» **To be done**
Restate the listing that follows word for word, without its pictures.

» **Task inputs**
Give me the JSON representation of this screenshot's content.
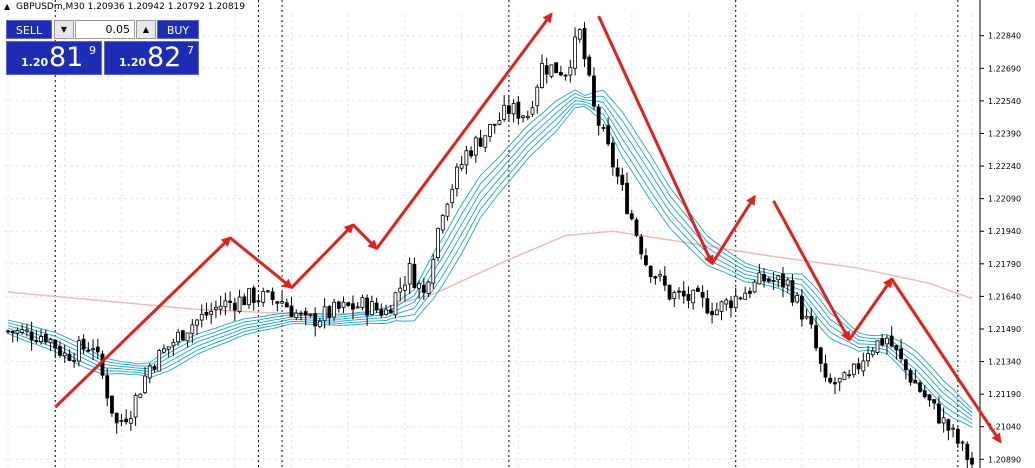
{
  "header": {
    "symbol_text": "GBPUSDm,M30",
    "ohlc_text": "1.20936 1.20942 1.20792 1.20819"
  },
  "trade_panel": {
    "sell_label": "SELL",
    "buy_label": "BUY",
    "lot_value": "0.05",
    "sell_price": {
      "small": "1.20",
      "big": "81",
      "sup": "9"
    },
    "buy_price": {
      "small": "1.20",
      "big": "82",
      "sup": "7"
    },
    "dropdown_icon": "triangle-down-icon",
    "up_icon": "triangle-up-icon"
  },
  "colors": {
    "bull": "#000000",
    "bear": "#000000",
    "ribbon": "#1aa6cc",
    "slow_ma": "#f2b8bf",
    "arrow": "#e3211c",
    "grid": "#e6e6e6",
    "separator": "#000000",
    "trade_panel_bg": "#1d2cb5"
  },
  "chart_data": {
    "type": "candlestick",
    "symbol": "GBPUSDm",
    "timeframe": "M30",
    "ylim": [
      1.2085,
      1.2294
    ],
    "y_ticks": [
      "1.22840",
      "1.22690",
      "1.22540",
      "1.22390",
      "1.22240",
      "1.22090",
      "1.21940",
      "1.21790",
      "1.21640",
      "1.21490",
      "1.21340",
      "1.21190",
      "1.21040",
      "1.20890"
    ],
    "y_tick_values": [
      1.2284,
      1.2269,
      1.2254,
      1.2239,
      1.2224,
      1.2209,
      1.2194,
      1.2179,
      1.2164,
      1.2149,
      1.2134,
      1.2119,
      1.2104,
      1.2089
    ],
    "grid": true,
    "bar_count": 205,
    "close_path": [
      [
        0,
        1.2148
      ],
      [
        8,
        1.2146
      ],
      [
        12,
        1.2137
      ],
      [
        18,
        1.2142
      ],
      [
        23,
        1.2105
      ],
      [
        26,
        1.2112
      ],
      [
        30,
        1.2132
      ],
      [
        38,
        1.215
      ],
      [
        45,
        1.216
      ],
      [
        52,
        1.2164
      ],
      [
        58,
        1.2162
      ],
      [
        63,
        1.2152
      ],
      [
        70,
        1.2158
      ],
      [
        75,
        1.216
      ],
      [
        80,
        1.2157
      ],
      [
        85,
        1.2176
      ],
      [
        88,
        1.2165
      ],
      [
        92,
        1.2205
      ],
      [
        97,
        1.223
      ],
      [
        106,
        1.225
      ],
      [
        110,
        1.2248
      ],
      [
        113,
        1.227
      ],
      [
        118,
        1.2268
      ],
      [
        121,
        1.2285
      ],
      [
        124,
        1.225
      ],
      [
        128,
        1.2225
      ],
      [
        132,
        1.22
      ],
      [
        135,
        1.218
      ],
      [
        140,
        1.2165
      ],
      [
        146,
        1.2162
      ],
      [
        150,
        1.2158
      ],
      [
        155,
        1.2165
      ],
      [
        160,
        1.2172
      ],
      [
        165,
        1.217
      ],
      [
        170,
        1.2148
      ],
      [
        173,
        1.2123
      ],
      [
        178,
        1.2125
      ],
      [
        182,
        1.214
      ],
      [
        186,
        1.2145
      ],
      [
        190,
        1.213
      ],
      [
        195,
        1.2115
      ],
      [
        200,
        1.21
      ],
      [
        204,
        1.2087
      ]
    ],
    "series": [
      {
        "type": "ribbon",
        "color": "#1aa6cc",
        "lines": 6,
        "values": [
          [
            0,
            1.215
          ],
          [
            10,
            1.2143
          ],
          [
            20,
            1.2132
          ],
          [
            30,
            1.213
          ],
          [
            40,
            1.2142
          ],
          [
            50,
            1.215
          ],
          [
            60,
            1.2154
          ],
          [
            70,
            1.2153
          ],
          [
            80,
            1.2155
          ],
          [
            86,
            1.216
          ],
          [
            92,
            1.218
          ],
          [
            100,
            1.221
          ],
          [
            110,
            1.2235
          ],
          [
            120,
            1.2255
          ],
          [
            126,
            1.2252
          ],
          [
            132,
            1.2232
          ],
          [
            140,
            1.2205
          ],
          [
            148,
            1.2185
          ],
          [
            156,
            1.2175
          ],
          [
            162,
            1.2172
          ],
          [
            168,
            1.2168
          ],
          [
            174,
            1.2152
          ],
          [
            180,
            1.2143
          ],
          [
            186,
            1.2142
          ],
          [
            192,
            1.2132
          ],
          [
            198,
            1.2118
          ],
          [
            204,
            1.2108
          ]
        ]
      },
      {
        "type": "line",
        "color": "#f2b8bf",
        "values": [
          [
            0,
            1.2166
          ],
          [
            20,
            1.2162
          ],
          [
            40,
            1.2158
          ],
          [
            60,
            1.2156
          ],
          [
            75,
            1.2156
          ],
          [
            90,
            1.2165
          ],
          [
            105,
            1.218
          ],
          [
            118,
            1.2192
          ],
          [
            128,
            1.2194
          ],
          [
            140,
            1.219
          ],
          [
            160,
            1.2183
          ],
          [
            180,
            1.2177
          ],
          [
            195,
            1.217
          ],
          [
            204,
            1.2163
          ]
        ]
      }
    ],
    "arrows": [
      {
        "from": [
          10,
          1.2113
        ],
        "to": [
          47,
          1.2191
        ]
      },
      {
        "from": [
          47,
          1.2191
        ],
        "to": [
          60,
          1.2168
        ]
      },
      {
        "from": [
          60,
          1.2168
        ],
        "to": [
          73,
          1.2197
        ]
      },
      {
        "from": [
          73,
          1.2197
        ],
        "to": [
          78,
          1.2186
        ]
      },
      {
        "from": [
          78,
          1.2186
        ],
        "to": [
          115,
          1.2294
        ]
      },
      {
        "from": [
          125,
          1.2293
        ],
        "to": [
          149,
          1.2179
        ]
      },
      {
        "from": [
          149,
          1.2179
        ],
        "to": [
          158,
          1.221
        ]
      },
      {
        "from": [
          162,
          1.2208
        ],
        "to": [
          178,
          1.2144
        ]
      },
      {
        "from": [
          178,
          1.2144
        ],
        "to": [
          187,
          1.2172
        ]
      },
      {
        "from": [
          187,
          1.2172
        ],
        "to": [
          210,
          1.2097
        ]
      }
    ],
    "session_separators": [
      10,
      53,
      58,
      106,
      154,
      201
    ]
  }
}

» **Response to the task**
Give me the JSON representation of this screenshot's content.
{
  "header": {
    "symbol_text": "GBPUSDm,M30",
    "ohlc_text": "1.20936 1.20942 1.20792 1.20819"
  },
  "trade_panel": {
    "sell_label": "SELL",
    "buy_label": "BUY",
    "lot_value": "0.05",
    "sell_price": {
      "small": "1.20",
      "big": "81",
      "sup": "9"
    },
    "buy_price": {
      "small": "1.20",
      "big": "82",
      "sup": "7"
    },
    "dropdown_icon": "triangle-down-icon",
    "up_icon": "triangle-up-icon"
  },
  "colors": {
    "bull": "#000000",
    "bear": "#000000",
    "ribbon": "#1aa6cc",
    "slow_ma": "#f2b8bf",
    "arrow": "#e3211c",
    "grid": "#e6e6e6",
    "separator": "#000000",
    "trade_panel_bg": "#1d2cb5"
  },
  "chart_data": {
    "type": "candlestick",
    "symbol": "GBPUSDm",
    "timeframe": "M30",
    "ylim": [
      1.2085,
      1.2294
    ],
    "y_ticks": [
      "1.22840",
      "1.22690",
      "1.22540",
      "1.22390",
      "1.22240",
      "1.22090",
      "1.21940",
      "1.21790",
      "1.21640",
      "1.21490",
      "1.21340",
      "1.21190",
      "1.21040",
      "1.20890"
    ],
    "y_tick_values": [
      1.2284,
      1.2269,
      1.2254,
      1.2239,
      1.2224,
      1.2209,
      1.2194,
      1.2179,
      1.2164,
      1.2149,
      1.2134,
      1.2119,
      1.2104,
      1.2089
    ],
    "grid": true,
    "bar_count": 205,
    "close_path": [
      [
        0,
        1.2148
      ],
      [
        8,
        1.2146
      ],
      [
        12,
        1.2137
      ],
      [
        18,
        1.2142
      ],
      [
        23,
        1.2105
      ],
      [
        26,
        1.2112
      ],
      [
        30,
        1.2132
      ],
      [
        38,
        1.215
      ],
      [
        45,
        1.216
      ],
      [
        52,
        1.2164
      ],
      [
        58,
        1.2162
      ],
      [
        63,
        1.2152
      ],
      [
        70,
        1.2158
      ],
      [
        75,
        1.216
      ],
      [
        80,
        1.2157
      ],
      [
        85,
        1.2176
      ],
      [
        88,
        1.2165
      ],
      [
        92,
        1.2205
      ],
      [
        97,
        1.223
      ],
      [
        106,
        1.225
      ],
      [
        110,
        1.2248
      ],
      [
        113,
        1.227
      ],
      [
        118,
        1.2268
      ],
      [
        121,
        1.2285
      ],
      [
        124,
        1.225
      ],
      [
        128,
        1.2225
      ],
      [
        132,
        1.22
      ],
      [
        135,
        1.218
      ],
      [
        140,
        1.2165
      ],
      [
        146,
        1.2162
      ],
      [
        150,
        1.2158
      ],
      [
        155,
        1.2165
      ],
      [
        160,
        1.2172
      ],
      [
        165,
        1.217
      ],
      [
        170,
        1.2148
      ],
      [
        173,
        1.2123
      ],
      [
        178,
        1.2125
      ],
      [
        182,
        1.214
      ],
      [
        186,
        1.2145
      ],
      [
        190,
        1.213
      ],
      [
        195,
        1.2115
      ],
      [
        200,
        1.21
      ],
      [
        204,
        1.2087
      ]
    ],
    "series": [
      {
        "type": "ribbon",
        "color": "#1aa6cc",
        "lines": 6,
        "values": [
          [
            0,
            1.215
          ],
          [
            10,
            1.2143
          ],
          [
            20,
            1.2132
          ],
          [
            30,
            1.213
          ],
          [
            40,
            1.2142
          ],
          [
            50,
            1.215
          ],
          [
            60,
            1.2154
          ],
          [
            70,
            1.2153
          ],
          [
            80,
            1.2155
          ],
          [
            86,
            1.216
          ],
          [
            92,
            1.218
          ],
          [
            100,
            1.221
          ],
          [
            110,
            1.2235
          ],
          [
            120,
            1.2255
          ],
          [
            126,
            1.2252
          ],
          [
            132,
            1.2232
          ],
          [
            140,
            1.2205
          ],
          [
            148,
            1.2185
          ],
          [
            156,
            1.2175
          ],
          [
            162,
            1.2172
          ],
          [
            168,
            1.2168
          ],
          [
            174,
            1.2152
          ],
          [
            180,
            1.2143
          ],
          [
            186,
            1.2142
          ],
          [
            192,
            1.2132
          ],
          [
            198,
            1.2118
          ],
          [
            204,
            1.2108
          ]
        ]
      },
      {
        "type": "line",
        "color": "#f2b8bf",
        "values": [
          [
            0,
            1.2166
          ],
          [
            20,
            1.2162
          ],
          [
            40,
            1.2158
          ],
          [
            60,
            1.2156
          ],
          [
            75,
            1.2156
          ],
          [
            90,
            1.2165
          ],
          [
            105,
            1.218
          ],
          [
            118,
            1.2192
          ],
          [
            128,
            1.2194
          ],
          [
            140,
            1.219
          ],
          [
            160,
            1.2183
          ],
          [
            180,
            1.2177
          ],
          [
            195,
            1.217
          ],
          [
            204,
            1.2163
          ]
        ]
      }
    ],
    "arrows": [
      {
        "from": [
          10,
          1.2113
        ],
        "to": [
          47,
          1.2191
        ]
      },
      {
        "from": [
          47,
          1.2191
        ],
        "to": [
          60,
          1.2168
        ]
      },
      {
        "from": [
          60,
          1.2168
        ],
        "to": [
          73,
          1.2197
        ]
      },
      {
        "from": [
          73,
          1.2197
        ],
        "to": [
          78,
          1.2186
        ]
      },
      {
        "from": [
          78,
          1.2186
        ],
        "to": [
          115,
          1.2294
        ]
      },
      {
        "from": [
          125,
          1.2293
        ],
        "to": [
          149,
          1.2179
        ]
      },
      {
        "from": [
          149,
          1.2179
        ],
        "to": [
          158,
          1.221
        ]
      },
      {
        "from": [
          162,
          1.2208
        ],
        "to": [
          178,
          1.2144
        ]
      },
      {
        "from": [
          178,
          1.2144
        ],
        "to": [
          187,
          1.2172
        ]
      },
      {
        "from": [
          187,
          1.2172
        ],
        "to": [
          210,
          1.2097
        ]
      }
    ],
    "session_separators": [
      10,
      53,
      58,
      106,
      154,
      201
    ]
  }
}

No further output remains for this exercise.